#### Required work:
Rewrite the items from the beginning up to and including the line that contains "301, 811, 401]", replacing "pixels" with "px" and keeping everything else the same.

-- Start of Provided records --

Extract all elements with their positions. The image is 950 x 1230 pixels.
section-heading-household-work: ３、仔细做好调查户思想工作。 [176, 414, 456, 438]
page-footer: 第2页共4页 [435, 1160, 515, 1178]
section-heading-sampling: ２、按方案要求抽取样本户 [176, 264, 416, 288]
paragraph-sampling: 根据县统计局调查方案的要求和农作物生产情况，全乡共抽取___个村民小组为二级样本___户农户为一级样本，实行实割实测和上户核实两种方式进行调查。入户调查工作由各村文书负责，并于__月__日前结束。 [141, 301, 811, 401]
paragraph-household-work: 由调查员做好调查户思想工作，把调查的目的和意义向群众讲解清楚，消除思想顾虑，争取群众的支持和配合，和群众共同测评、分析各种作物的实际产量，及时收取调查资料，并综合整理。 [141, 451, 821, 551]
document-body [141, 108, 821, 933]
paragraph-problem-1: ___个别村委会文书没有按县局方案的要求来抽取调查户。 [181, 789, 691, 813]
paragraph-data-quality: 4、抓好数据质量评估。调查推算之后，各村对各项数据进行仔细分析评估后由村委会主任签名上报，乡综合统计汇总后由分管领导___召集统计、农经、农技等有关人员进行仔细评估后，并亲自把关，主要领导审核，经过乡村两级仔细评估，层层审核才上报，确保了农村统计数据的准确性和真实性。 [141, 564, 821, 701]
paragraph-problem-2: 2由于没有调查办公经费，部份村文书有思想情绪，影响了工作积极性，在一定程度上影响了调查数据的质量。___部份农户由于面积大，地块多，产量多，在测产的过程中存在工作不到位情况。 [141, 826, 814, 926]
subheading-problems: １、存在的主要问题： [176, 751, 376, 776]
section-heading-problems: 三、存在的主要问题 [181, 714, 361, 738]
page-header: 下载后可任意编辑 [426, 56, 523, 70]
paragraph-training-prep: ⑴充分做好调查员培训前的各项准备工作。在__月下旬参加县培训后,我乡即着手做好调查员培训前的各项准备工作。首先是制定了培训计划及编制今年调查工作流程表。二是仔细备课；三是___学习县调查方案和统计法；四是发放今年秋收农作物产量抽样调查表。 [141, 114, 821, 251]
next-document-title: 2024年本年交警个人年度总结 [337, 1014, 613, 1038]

-- End of Provided records --

#### Solution to the problem:
Extract all elements with their positions. The image is 950 x 1230 px.
section-heading-household-work: ３、仔细做好调查户思想工作。 [176, 414, 456, 438]
page-footer: 第2页共4页 [435, 1160, 515, 1178]
section-heading-sampling: ２、按方案要求抽取样本户 [176, 264, 416, 288]
paragraph-sampling: 根据县统计局调查方案的要求和农作物生产情况，全乡共抽取___个村民小组为二级样本___户农户为一级样本，实行实割实测和上户核实两种方式进行调查。入户调查工作由各村文书负责，并于__月__日前结束。 [141, 301, 811, 401]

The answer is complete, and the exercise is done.